• _Data for the task_:
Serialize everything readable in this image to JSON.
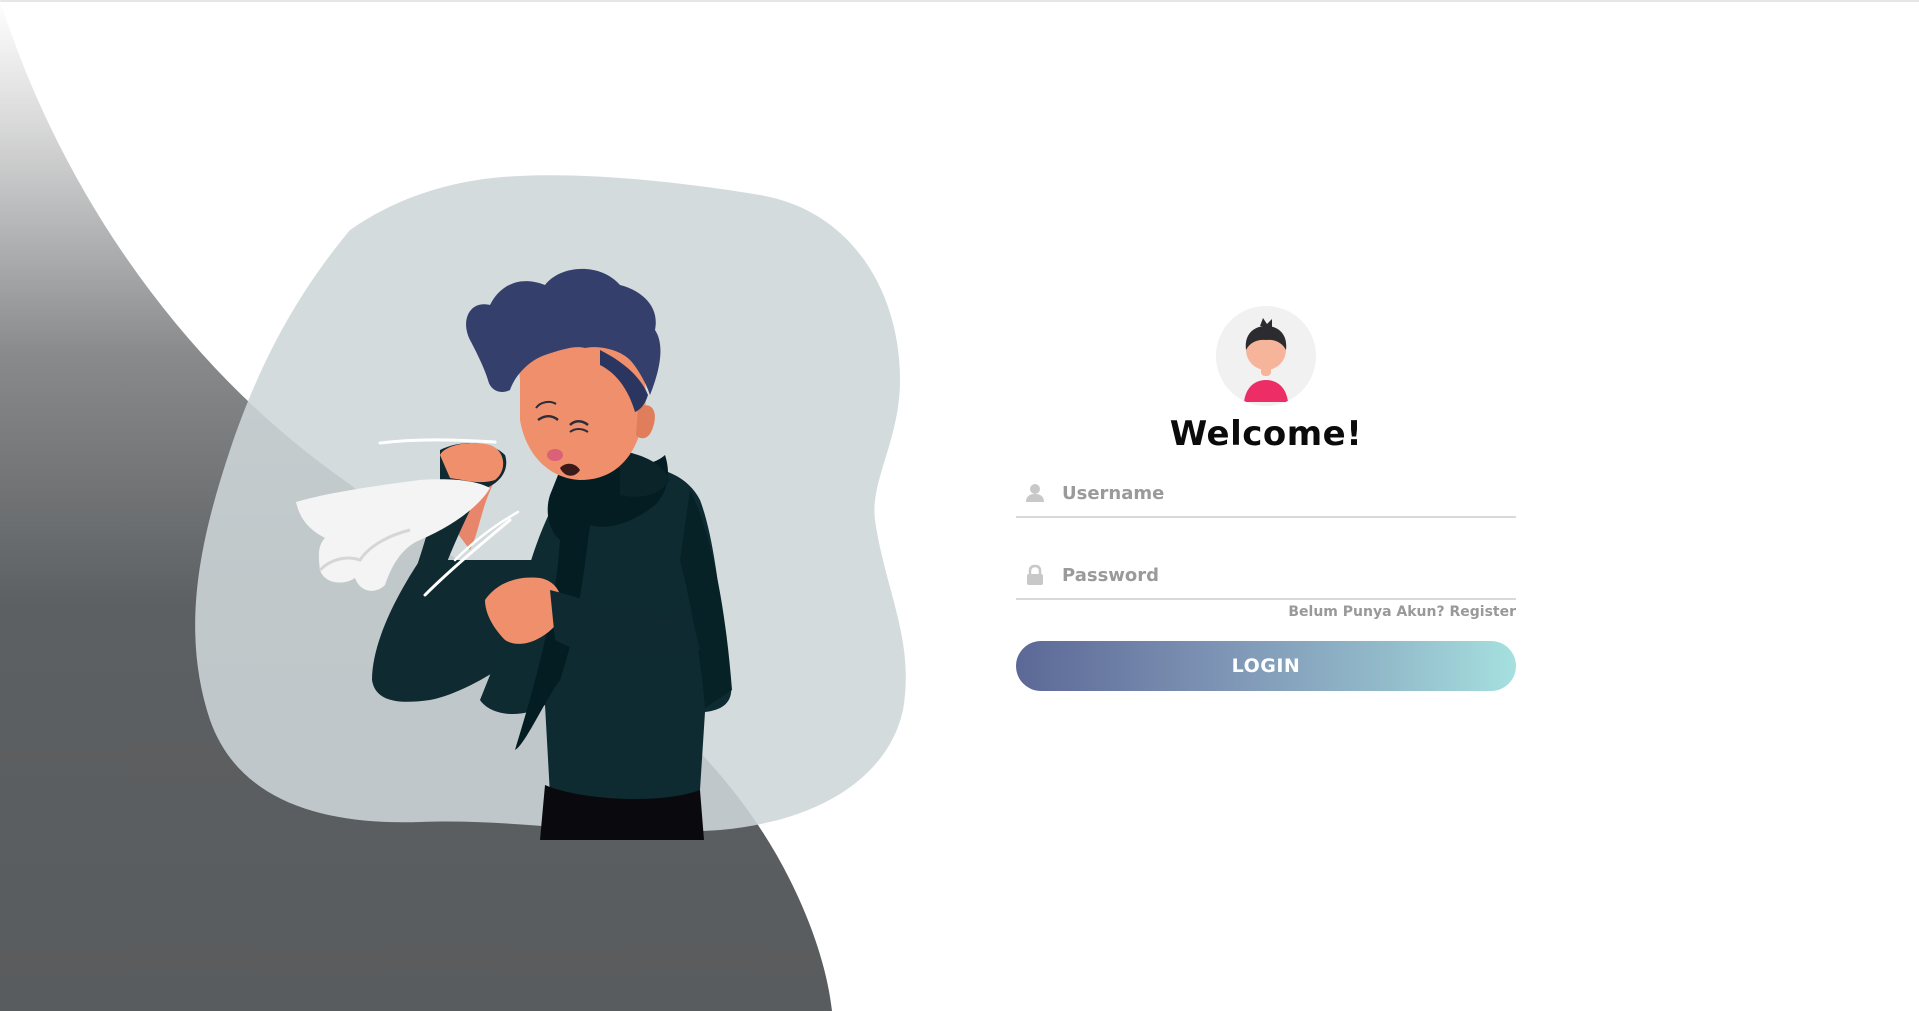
{
  "login": {
    "title": "Welcome!",
    "username_placeholder": "Username",
    "password_placeholder": "Password",
    "register_text": "Belum Punya Akun? Register",
    "login_label": "LOGIN"
  },
  "colors": {
    "wave_top": "#ffffff",
    "wave_bottom": "#5a5d60",
    "blob": "#d3dadc",
    "button_gradient_start": "#5c6896",
    "button_gradient_end": "#a6e0df",
    "hair": "#35416b",
    "skin": "#f08f6c",
    "jacket": "#0f2a30"
  },
  "icons": {
    "username": "user-icon",
    "password": "lock-icon",
    "avatar": "user-avatar"
  }
}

• _Aim of the exercise_: Transcribe the full listing above exactly as it stands, minus the pictures.

• _Full output_:
Serialize everything readable in this image to JSON.
{
  "login": {
    "title": "Welcome!",
    "username_placeholder": "Username",
    "password_placeholder": "Password",
    "register_text": "Belum Punya Akun? Register",
    "login_label": "LOGIN"
  },
  "colors": {
    "wave_top": "#ffffff",
    "wave_bottom": "#5a5d60",
    "blob": "#d3dadc",
    "button_gradient_start": "#5c6896",
    "button_gradient_end": "#a6e0df",
    "hair": "#35416b",
    "skin": "#f08f6c",
    "jacket": "#0f2a30"
  },
  "icons": {
    "username": "user-icon",
    "password": "lock-icon",
    "avatar": "user-avatar"
  }
}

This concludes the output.